=== Stored data ===
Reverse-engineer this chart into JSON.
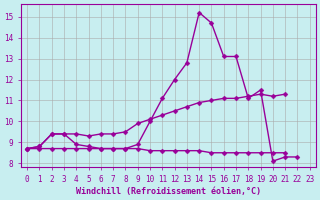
{
  "xlabel": "Windchill (Refroidissement éolien,°C)",
  "background_color": "#c8eef0",
  "line_color": "#990099",
  "grid_color": "#aaaaaa",
  "x_ticks": [
    0,
    1,
    2,
    3,
    4,
    5,
    6,
    7,
    8,
    9,
    10,
    11,
    12,
    13,
    14,
    15,
    16,
    17,
    18,
    19,
    20,
    21,
    22,
    23
  ],
  "y_ticks": [
    8,
    9,
    10,
    11,
    12,
    13,
    14,
    15
  ],
  "ylim": [
    7.8,
    15.6
  ],
  "xlim": [
    -0.5,
    23.5
  ],
  "line1_y": [
    8.7,
    8.8,
    9.4,
    9.4,
    8.9,
    8.8,
    8.7,
    8.7,
    8.7,
    8.9,
    10.0,
    11.1,
    12.0,
    12.8,
    15.2,
    14.7,
    13.1,
    13.1,
    11.1,
    11.5,
    8.1,
    8.3,
    8.3,
    null
  ],
  "line2_y": [
    8.7,
    8.8,
    9.4,
    9.4,
    9.4,
    9.3,
    9.4,
    9.4,
    9.5,
    9.9,
    10.1,
    10.3,
    10.5,
    10.7,
    10.9,
    11.0,
    11.1,
    11.1,
    11.2,
    11.3,
    11.2,
    11.3,
    null,
    null
  ],
  "line3_y": [
    8.7,
    8.7,
    8.7,
    8.7,
    8.7,
    8.7,
    8.7,
    8.7,
    8.7,
    8.7,
    8.6,
    8.6,
    8.6,
    8.6,
    8.6,
    8.5,
    8.5,
    8.5,
    8.5,
    8.5,
    8.5,
    8.5,
    null,
    null
  ],
  "marker_size": 2.5,
  "line_width": 1.0,
  "tick_fontsize": 5.5,
  "xlabel_fontsize": 6.0
}
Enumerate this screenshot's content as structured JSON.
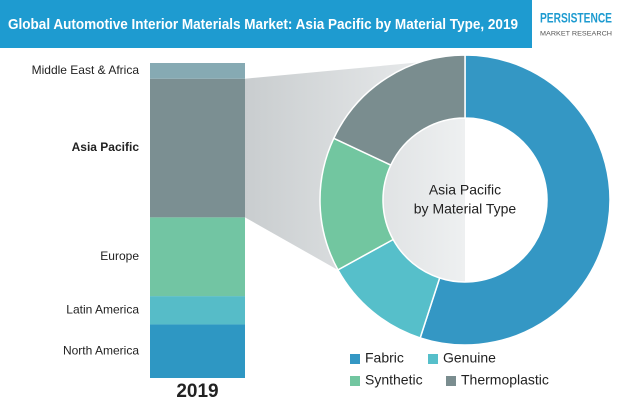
===
### Problem to work on
Leave out the pictures and give the rest of the records again exactly.

### Answer to this exercise
Reverse-engineer this chart into JSON.
{
  "xlabel": "Windchill (Refroidissement éolien,°C)",
  "background_color": "#c8eef0",
  "line_color": "#990099",
  "grid_color": "#aaaaaa",
  "x_ticks": [
    0,
    1,
    2,
    3,
    4,
    5,
    6,
    7,
    8,
    9,
    10,
    11,
    12,
    13,
    14,
    15,
    16,
    17,
    18,
    19,
    20,
    21,
    22,
    23
  ],
  "y_ticks": [
    8,
    9,
    10,
    11,
    12,
    13,
    14,
    15
  ],
  "ylim": [
    7.8,
    15.6
  ],
  "xlim": [
    -0.5,
    23.5
  ],
  "line1_y": [
    8.7,
    8.8,
    9.4,
    9.4,
    8.9,
    8.8,
    8.7,
    8.7,
    8.7,
    8.9,
    10.0,
    11.1,
    12.0,
    12.8,
    15.2,
    14.7,
    13.1,
    13.1,
    11.1,
    11.5,
    8.1,
    8.3,
    8.3,
    null
  ],
  "line2_y": [
    8.7,
    8.8,
    9.4,
    9.4,
    9.4,
    9.3,
    9.4,
    9.4,
    9.5,
    9.9,
    10.1,
    10.3,
    10.5,
    10.7,
    10.9,
    11.0,
    11.1,
    11.1,
    11.2,
    11.3,
    11.2,
    11.3,
    null,
    null
  ],
  "line3_y": [
    8.7,
    8.7,
    8.7,
    8.7,
    8.7,
    8.7,
    8.7,
    8.7,
    8.7,
    8.7,
    8.6,
    8.6,
    8.6,
    8.6,
    8.6,
    8.5,
    8.5,
    8.5,
    8.5,
    8.5,
    8.5,
    8.5,
    null,
    null
  ],
  "marker_size": 2.5,
  "line_width": 1.0,
  "tick_fontsize": 5.5,
  "xlabel_fontsize": 6.0
}
Enumerate this screenshot's content as structured JSON.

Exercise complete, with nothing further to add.